- **Aim**
Your task is to repeat all of the material exactly.

* * * *

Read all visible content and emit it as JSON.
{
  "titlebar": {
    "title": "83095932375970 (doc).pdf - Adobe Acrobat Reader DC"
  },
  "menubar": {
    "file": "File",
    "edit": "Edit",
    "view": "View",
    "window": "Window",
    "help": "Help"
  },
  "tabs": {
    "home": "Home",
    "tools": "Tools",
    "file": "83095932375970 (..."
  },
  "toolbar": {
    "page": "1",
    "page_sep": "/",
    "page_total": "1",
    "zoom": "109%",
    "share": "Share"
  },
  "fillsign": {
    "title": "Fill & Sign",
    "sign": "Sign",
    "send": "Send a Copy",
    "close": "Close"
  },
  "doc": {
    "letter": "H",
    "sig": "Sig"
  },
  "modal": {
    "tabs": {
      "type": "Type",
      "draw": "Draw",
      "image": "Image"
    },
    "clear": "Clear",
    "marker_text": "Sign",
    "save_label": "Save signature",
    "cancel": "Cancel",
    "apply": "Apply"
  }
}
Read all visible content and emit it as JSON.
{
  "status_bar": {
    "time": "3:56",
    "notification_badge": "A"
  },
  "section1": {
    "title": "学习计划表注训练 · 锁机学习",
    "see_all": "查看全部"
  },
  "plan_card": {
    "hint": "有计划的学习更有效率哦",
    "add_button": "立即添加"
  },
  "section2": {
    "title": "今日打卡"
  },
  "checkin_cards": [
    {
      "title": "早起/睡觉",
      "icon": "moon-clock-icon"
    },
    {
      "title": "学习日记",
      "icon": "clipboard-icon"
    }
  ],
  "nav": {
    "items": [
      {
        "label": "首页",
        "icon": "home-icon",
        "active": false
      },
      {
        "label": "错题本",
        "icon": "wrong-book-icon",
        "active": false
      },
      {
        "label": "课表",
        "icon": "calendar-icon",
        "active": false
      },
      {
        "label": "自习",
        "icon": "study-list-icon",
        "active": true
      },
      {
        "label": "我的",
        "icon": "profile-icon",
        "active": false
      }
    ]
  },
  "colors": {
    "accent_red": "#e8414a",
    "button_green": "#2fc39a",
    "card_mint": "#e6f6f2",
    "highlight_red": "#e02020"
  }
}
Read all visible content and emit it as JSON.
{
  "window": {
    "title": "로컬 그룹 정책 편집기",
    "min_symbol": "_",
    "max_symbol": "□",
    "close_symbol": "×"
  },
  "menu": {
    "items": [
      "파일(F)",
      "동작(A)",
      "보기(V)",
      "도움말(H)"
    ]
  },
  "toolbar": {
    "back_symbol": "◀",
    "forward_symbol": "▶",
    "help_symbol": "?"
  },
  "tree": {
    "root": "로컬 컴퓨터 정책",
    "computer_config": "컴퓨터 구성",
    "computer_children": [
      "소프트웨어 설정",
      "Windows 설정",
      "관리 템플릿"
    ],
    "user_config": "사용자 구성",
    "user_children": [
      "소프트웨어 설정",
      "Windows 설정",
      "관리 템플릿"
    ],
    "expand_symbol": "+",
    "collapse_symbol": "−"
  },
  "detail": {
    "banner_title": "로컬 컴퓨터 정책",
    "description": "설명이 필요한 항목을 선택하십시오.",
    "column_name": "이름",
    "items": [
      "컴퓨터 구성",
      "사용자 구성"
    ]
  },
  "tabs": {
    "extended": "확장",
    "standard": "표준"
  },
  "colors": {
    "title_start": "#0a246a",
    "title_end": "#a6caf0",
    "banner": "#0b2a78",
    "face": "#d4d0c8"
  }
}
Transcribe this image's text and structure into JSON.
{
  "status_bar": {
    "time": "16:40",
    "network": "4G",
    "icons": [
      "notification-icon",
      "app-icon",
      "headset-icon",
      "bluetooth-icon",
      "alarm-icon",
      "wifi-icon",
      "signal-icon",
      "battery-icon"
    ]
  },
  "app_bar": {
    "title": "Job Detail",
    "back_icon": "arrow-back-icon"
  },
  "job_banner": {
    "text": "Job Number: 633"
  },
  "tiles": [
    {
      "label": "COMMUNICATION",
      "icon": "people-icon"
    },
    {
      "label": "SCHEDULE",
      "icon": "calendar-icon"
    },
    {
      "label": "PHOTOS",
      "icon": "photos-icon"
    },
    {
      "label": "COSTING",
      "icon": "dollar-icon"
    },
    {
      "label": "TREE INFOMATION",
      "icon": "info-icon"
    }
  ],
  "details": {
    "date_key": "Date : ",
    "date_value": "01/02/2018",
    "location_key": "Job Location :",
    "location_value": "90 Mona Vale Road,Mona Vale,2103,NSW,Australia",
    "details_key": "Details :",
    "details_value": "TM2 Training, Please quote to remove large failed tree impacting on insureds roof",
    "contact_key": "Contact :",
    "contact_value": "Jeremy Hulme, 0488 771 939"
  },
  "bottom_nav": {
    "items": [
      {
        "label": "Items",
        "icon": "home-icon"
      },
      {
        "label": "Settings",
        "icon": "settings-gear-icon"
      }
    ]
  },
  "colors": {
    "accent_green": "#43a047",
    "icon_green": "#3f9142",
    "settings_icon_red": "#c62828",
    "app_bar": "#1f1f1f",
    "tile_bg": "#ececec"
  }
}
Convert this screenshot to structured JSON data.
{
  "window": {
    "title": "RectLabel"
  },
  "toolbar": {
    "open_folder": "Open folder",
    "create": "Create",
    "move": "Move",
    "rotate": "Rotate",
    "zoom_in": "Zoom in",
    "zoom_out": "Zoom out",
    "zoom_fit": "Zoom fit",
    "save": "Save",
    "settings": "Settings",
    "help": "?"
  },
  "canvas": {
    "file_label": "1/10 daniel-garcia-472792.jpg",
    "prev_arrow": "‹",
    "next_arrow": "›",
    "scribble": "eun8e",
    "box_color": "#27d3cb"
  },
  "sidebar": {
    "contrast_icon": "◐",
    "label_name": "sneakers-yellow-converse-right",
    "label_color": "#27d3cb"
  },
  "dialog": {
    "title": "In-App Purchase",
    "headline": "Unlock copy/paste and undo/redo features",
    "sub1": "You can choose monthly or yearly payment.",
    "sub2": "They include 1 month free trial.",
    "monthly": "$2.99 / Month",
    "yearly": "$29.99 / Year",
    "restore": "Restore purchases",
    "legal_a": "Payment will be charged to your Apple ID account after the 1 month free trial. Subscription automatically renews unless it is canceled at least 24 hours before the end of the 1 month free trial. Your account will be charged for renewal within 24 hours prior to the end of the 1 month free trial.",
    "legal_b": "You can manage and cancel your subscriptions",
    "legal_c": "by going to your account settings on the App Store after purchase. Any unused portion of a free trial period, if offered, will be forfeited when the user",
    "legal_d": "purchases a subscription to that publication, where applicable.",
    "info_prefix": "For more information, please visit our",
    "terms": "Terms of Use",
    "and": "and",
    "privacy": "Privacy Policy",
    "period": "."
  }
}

* * * *

- **Exercise output**
Read all visible content and emit it as JSON.
{
  "titlebar": {
    "title": "83095932375970 (doc).pdf - Adobe Acrobat Reader DC"
  },
  "menubar": {
    "file": "File",
    "edit": "Edit",
    "view": "View",
    "window": "Window",
    "help": "Help"
  },
  "tabs": {
    "home": "Home",
    "tools": "Tools",
    "file": "83095932375970 (..."
  },
  "toolbar": {
    "page": "1",
    "page_sep": "/",
    "page_total": "1",
    "zoom": "109%",
    "share": "Share"
  },
  "fillsign": {
    "title": "Fill & Sign",
    "sign": "Sign",
    "send": "Send a Copy",
    "close": "Close"
  },
  "doc": {
    "letter": "H",
    "sig": "Sig"
  },
  "modal": {
    "tabs": {
      "type": "Type",
      "draw": "Draw",
      "image": "Image"
    },
    "clear": "Clear",
    "marker_text": "Sign",
    "save_label": "Save signature",
    "cancel": "Cancel",
    "apply": "Apply"
  }
}
Read all visible content and emit it as JSON.
{
  "status_bar": {
    "time": "3:56",
    "notification_badge": "A"
  },
  "section1": {
    "title": "学习计划表注训练 · 锁机学习",
    "see_all": "查看全部"
  },
  "plan_card": {
    "hint": "有计划的学习更有效率哦",
    "add_button": "立即添加"
  },
  "section2": {
    "title": "今日打卡"
  },
  "checkin_cards": [
    {
      "title": "早起/睡觉",
      "icon": "moon-clock-icon"
    },
    {
      "title": "学习日记",
      "icon": "clipboard-icon"
    }
  ],
  "nav": {
    "items": [
      {
        "label": "首页",
        "icon": "home-icon",
        "active": false
      },
      {
        "label": "错题本",
        "icon": "wrong-book-icon",
        "active": false
      },
      {
        "label": "课表",
        "icon": "calendar-icon",
        "active": false
      },
      {
        "label": "自习",
        "icon": "study-list-icon",
        "active": true
      },
      {
        "label": "我的",
        "icon": "profile-icon",
        "active": false
      }
    ]
  },
  "colors": {
    "accent_red": "#e8414a",
    "button_green": "#2fc39a",
    "card_mint": "#e6f6f2",
    "highlight_red": "#e02020"
  }
}
Read all visible content and emit it as JSON.
{
  "window": {
    "title": "로컬 그룹 정책 편집기",
    "min_symbol": "_",
    "max_symbol": "□",
    "close_symbol": "×"
  },
  "menu": {
    "items": [
      "파일(F)",
      "동작(A)",
      "보기(V)",
      "도움말(H)"
    ]
  },
  "toolbar": {
    "back_symbol": "◀",
    "forward_symbol": "▶",
    "help_symbol": "?"
  },
  "tree": {
    "root": "로컬 컴퓨터 정책",
    "computer_config": "컴퓨터 구성",
    "computer_children": [
      "소프트웨어 설정",
      "Windows 설정",
      "관리 템플릿"
    ],
    "user_config": "사용자 구성",
    "user_children": [
      "소프트웨어 설정",
      "Windows 설정",
      "관리 템플릿"
    ],
    "expand_symbol": "+",
    "collapse_symbol": "−"
  },
  "detail": {
    "banner_title": "로컬 컴퓨터 정책",
    "description": "설명이 필요한 항목을 선택하십시오.",
    "column_name": "이름",
    "items": [
      "컴퓨터 구성",
      "사용자 구성"
    ]
  },
  "tabs": {
    "extended": "확장",
    "standard": "표준"
  },
  "colors": {
    "title_start": "#0a246a",
    "title_end": "#a6caf0",
    "banner": "#0b2a78",
    "face": "#d4d0c8"
  }
}
Transcribe this image's text and structure into JSON.
{
  "status_bar": {
    "time": "16:40",
    "network": "4G",
    "icons": [
      "notification-icon",
      "app-icon",
      "headset-icon",
      "bluetooth-icon",
      "alarm-icon",
      "wifi-icon",
      "signal-icon",
      "battery-icon"
    ]
  },
  "app_bar": {
    "title": "Job Detail",
    "back_icon": "arrow-back-icon"
  },
  "job_banner": {
    "text": "Job Number: 633"
  },
  "tiles": [
    {
      "label": "COMMUNICATION",
      "icon": "people-icon"
    },
    {
      "label": "SCHEDULE",
      "icon": "calendar-icon"
    },
    {
      "label": "PHOTOS",
      "icon": "photos-icon"
    },
    {
      "label": "COSTING",
      "icon": "dollar-icon"
    },
    {
      "label": "TREE INFOMATION",
      "icon": "info-icon"
    }
  ],
  "details": {
    "date_key": "Date : ",
    "date_value": "01/02/2018",
    "location_key": "Job Location :",
    "location_value": "90 Mona Vale Road,Mona Vale,2103,NSW,Australia",
    "details_key": "Details :",
    "details_value": "TM2 Training, Please quote to remove large failed tree impacting on insureds roof",
    "contact_key": "Contact :",
    "contact_value": "Jeremy Hulme, 0488 771 939"
  },
  "bottom_nav": {
    "items": [
      {
        "label": "Items",
        "icon": "home-icon"
      },
      {
        "label": "Settings",
        "icon": "settings-gear-icon"
      }
    ]
  },
  "colors": {
    "accent_green": "#43a047",
    "icon_green": "#3f9142",
    "settings_icon_red": "#c62828",
    "app_bar": "#1f1f1f",
    "tile_bg": "#ececec"
  }
}
Convert this screenshot to structured JSON data.
{
  "window": {
    "title": "RectLabel"
  },
  "toolbar": {
    "open_folder": "Open folder",
    "create": "Create",
    "move": "Move",
    "rotate": "Rotate",
    "zoom_in": "Zoom in",
    "zoom_out": "Zoom out",
    "zoom_fit": "Zoom fit",
    "save": "Save",
    "settings": "Settings",
    "help": "?"
  },
  "canvas": {
    "file_label": "1/10 daniel-garcia-472792.jpg",
    "prev_arrow": "‹",
    "next_arrow": "›",
    "scribble": "eun8e",
    "box_color": "#27d3cb"
  },
  "sidebar": {
    "contrast_icon": "◐",
    "label_name": "sneakers-yellow-converse-right",
    "label_color": "#27d3cb"
  },
  "dialog": {
    "title": "In-App Purchase",
    "headline": "Unlock copy/paste and undo/redo features",
    "sub1": "You can choose monthly or yearly payment.",
    "sub2": "They include 1 month free trial.",
    "monthly": "$2.99 / Month",
    "yearly": "$29.99 / Year",
    "restore": "Restore purchases",
    "legal_a": "Payment will be charged to your Apple ID account after the 1 month free trial. Subscription automatically renews unless it is canceled at least 24 hours before the end of the 1 month free trial. Your account will be charged for renewal within 24 hours prior to the end of the 1 month free trial.",
    "legal_b": "You can manage and cancel your subscriptions",
    "legal_c": "by going to your account settings on the App Store after purchase. Any unused portion of a free trial period, if offered, will be forfeited when the user",
    "legal_d": "purchases a subscription to that publication, where applicable.",
    "info_prefix": "For more information, please visit our",
    "terms": "Terms of Use",
    "and": "and",
    "privacy": "Privacy Policy",
    "period": "."
  }
}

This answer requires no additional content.